— Begin —

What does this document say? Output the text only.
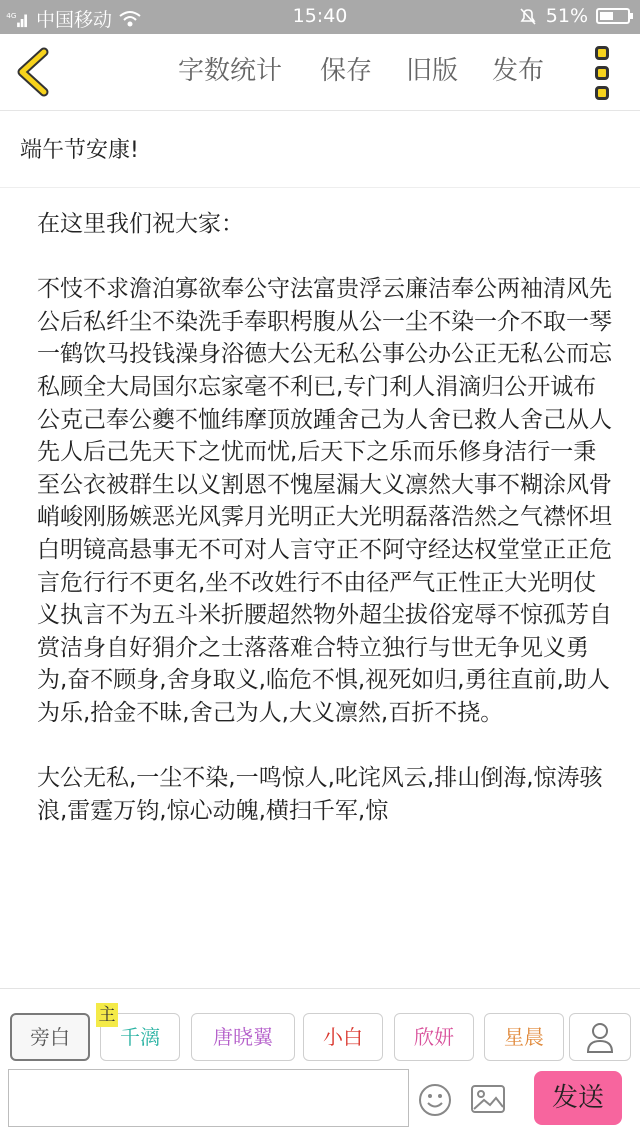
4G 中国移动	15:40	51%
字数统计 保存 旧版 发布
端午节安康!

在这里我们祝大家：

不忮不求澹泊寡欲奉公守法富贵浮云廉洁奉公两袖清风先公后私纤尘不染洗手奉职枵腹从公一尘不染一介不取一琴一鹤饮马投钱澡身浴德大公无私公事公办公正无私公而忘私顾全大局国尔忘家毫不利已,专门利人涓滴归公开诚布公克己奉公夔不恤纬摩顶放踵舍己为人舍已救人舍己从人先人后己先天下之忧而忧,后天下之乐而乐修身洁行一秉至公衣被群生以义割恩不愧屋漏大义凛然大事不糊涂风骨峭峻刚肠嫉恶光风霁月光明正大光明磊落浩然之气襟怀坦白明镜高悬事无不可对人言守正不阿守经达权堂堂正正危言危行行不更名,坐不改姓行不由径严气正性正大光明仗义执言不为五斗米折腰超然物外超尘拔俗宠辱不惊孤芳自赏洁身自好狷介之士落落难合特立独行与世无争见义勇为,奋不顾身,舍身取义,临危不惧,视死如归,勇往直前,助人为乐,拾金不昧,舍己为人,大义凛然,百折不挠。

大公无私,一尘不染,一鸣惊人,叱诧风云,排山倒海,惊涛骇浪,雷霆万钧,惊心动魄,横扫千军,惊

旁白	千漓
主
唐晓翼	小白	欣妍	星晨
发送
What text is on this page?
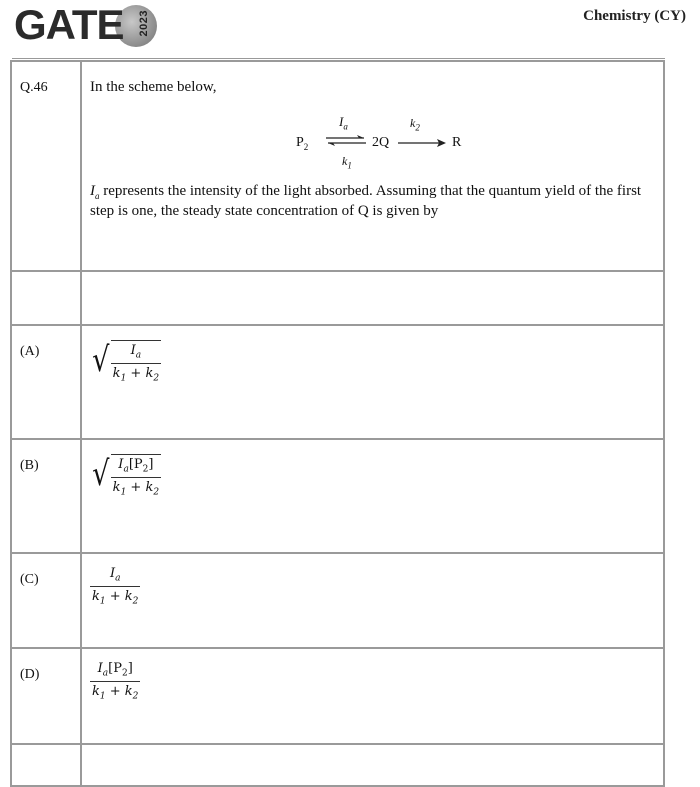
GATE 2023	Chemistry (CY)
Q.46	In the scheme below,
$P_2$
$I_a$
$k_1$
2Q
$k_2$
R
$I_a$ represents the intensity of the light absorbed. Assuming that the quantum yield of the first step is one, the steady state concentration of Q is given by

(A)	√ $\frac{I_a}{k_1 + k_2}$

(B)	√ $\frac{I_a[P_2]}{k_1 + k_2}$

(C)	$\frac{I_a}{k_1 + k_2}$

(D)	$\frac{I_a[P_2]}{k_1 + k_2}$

— End —
— Begin —

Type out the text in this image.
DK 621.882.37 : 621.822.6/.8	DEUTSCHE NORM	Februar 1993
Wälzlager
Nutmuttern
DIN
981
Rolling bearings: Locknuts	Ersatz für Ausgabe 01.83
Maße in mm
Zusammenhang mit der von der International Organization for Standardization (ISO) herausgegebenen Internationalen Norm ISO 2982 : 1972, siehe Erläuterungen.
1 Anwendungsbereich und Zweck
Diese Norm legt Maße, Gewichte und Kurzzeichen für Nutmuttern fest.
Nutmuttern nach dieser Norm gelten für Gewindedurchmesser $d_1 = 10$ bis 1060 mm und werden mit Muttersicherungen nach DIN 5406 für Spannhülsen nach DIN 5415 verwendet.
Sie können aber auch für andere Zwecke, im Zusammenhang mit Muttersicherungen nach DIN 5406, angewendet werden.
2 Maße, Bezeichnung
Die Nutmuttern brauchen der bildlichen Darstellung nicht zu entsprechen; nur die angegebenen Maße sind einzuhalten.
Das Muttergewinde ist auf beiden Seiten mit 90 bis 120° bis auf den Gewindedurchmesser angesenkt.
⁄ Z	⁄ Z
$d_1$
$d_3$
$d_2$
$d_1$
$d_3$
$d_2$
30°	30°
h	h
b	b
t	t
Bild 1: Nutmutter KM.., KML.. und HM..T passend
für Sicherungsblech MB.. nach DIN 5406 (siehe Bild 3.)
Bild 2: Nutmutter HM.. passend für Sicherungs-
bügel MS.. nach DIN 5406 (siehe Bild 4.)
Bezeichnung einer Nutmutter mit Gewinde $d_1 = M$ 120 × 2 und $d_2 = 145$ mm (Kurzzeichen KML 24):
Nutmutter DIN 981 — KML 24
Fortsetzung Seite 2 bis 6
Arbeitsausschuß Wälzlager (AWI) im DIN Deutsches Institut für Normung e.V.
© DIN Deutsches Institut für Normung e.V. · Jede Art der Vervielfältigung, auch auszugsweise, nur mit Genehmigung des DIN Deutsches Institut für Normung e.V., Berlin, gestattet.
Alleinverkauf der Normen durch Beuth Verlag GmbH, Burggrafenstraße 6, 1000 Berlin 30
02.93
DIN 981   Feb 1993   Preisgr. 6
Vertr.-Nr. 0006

— End —

_Given request_: Where a line holds the string "Zusammenhang", copy that line.

_Full response_:
Zusammenhang mit der von der International Organization for Standardization (ISO) herausgegebenen Internationalen Norm ISO 2982 : 1972, siehe Erläuterungen.
Sie können aber auch für andere Zwecke, im Zusammenhang mit Muttersicherungen nach DIN 5406, angewendet werden.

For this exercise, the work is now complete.